■ **Data section**:
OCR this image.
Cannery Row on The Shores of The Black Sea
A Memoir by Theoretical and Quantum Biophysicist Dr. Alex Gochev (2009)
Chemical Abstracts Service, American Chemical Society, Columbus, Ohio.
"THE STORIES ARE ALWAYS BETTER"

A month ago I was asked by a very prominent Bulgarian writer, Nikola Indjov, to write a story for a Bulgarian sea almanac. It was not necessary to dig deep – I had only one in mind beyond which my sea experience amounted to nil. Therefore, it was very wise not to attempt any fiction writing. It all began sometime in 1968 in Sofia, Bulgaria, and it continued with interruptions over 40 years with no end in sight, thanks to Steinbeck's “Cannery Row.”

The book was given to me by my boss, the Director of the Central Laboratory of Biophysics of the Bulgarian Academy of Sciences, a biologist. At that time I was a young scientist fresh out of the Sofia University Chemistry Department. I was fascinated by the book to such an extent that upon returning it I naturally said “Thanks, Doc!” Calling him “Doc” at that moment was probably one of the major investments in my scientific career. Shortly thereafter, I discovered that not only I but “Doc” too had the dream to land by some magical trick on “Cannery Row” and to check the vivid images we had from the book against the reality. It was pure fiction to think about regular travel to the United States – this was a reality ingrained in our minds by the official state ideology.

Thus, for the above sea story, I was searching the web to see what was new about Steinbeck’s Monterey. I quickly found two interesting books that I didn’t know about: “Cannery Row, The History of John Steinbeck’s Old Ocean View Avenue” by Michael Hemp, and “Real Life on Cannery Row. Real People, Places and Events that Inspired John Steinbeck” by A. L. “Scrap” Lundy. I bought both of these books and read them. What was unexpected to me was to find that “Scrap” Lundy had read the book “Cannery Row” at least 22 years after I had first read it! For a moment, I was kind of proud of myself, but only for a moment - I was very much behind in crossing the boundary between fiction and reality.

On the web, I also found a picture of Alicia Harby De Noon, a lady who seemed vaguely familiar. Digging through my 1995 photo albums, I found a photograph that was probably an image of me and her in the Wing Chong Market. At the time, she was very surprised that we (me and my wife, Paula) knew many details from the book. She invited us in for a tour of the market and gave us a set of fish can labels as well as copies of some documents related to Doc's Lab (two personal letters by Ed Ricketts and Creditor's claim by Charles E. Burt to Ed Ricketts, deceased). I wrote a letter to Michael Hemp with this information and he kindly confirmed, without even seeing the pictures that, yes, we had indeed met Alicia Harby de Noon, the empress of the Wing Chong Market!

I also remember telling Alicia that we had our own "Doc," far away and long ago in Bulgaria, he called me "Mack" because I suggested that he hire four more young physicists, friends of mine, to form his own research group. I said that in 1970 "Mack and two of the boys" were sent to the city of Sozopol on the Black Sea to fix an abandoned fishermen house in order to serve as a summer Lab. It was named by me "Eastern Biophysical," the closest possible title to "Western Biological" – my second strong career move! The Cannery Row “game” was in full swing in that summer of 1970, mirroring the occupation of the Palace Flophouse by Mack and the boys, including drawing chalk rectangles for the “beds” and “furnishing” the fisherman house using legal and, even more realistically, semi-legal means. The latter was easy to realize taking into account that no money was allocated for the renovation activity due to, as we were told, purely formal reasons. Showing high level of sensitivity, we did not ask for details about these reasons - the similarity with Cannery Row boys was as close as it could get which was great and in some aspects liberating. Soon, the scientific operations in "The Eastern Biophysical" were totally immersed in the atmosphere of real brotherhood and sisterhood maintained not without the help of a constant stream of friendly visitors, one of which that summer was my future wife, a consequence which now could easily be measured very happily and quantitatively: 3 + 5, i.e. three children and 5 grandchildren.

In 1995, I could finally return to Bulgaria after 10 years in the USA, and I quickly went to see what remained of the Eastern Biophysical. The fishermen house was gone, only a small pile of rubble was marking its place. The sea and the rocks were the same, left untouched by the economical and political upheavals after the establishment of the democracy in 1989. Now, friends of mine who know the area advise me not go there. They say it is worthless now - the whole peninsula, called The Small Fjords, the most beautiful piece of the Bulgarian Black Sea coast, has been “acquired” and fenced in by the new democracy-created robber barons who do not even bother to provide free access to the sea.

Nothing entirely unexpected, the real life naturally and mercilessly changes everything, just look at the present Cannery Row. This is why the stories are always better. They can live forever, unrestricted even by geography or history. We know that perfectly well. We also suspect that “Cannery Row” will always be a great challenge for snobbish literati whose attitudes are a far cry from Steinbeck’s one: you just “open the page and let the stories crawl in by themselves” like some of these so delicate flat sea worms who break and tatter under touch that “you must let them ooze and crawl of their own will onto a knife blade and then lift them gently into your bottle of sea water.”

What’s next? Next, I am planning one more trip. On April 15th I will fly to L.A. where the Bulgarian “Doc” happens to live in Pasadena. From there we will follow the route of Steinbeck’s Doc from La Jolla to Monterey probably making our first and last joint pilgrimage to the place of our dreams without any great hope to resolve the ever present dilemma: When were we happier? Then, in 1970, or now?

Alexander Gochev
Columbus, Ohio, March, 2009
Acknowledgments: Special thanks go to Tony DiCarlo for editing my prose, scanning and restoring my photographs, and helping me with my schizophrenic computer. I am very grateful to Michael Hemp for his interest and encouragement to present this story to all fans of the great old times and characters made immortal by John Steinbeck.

■ **Exercise prompt**: Give only the count of lines in this material that contain the string "Ohio".

■ **Answer**: 2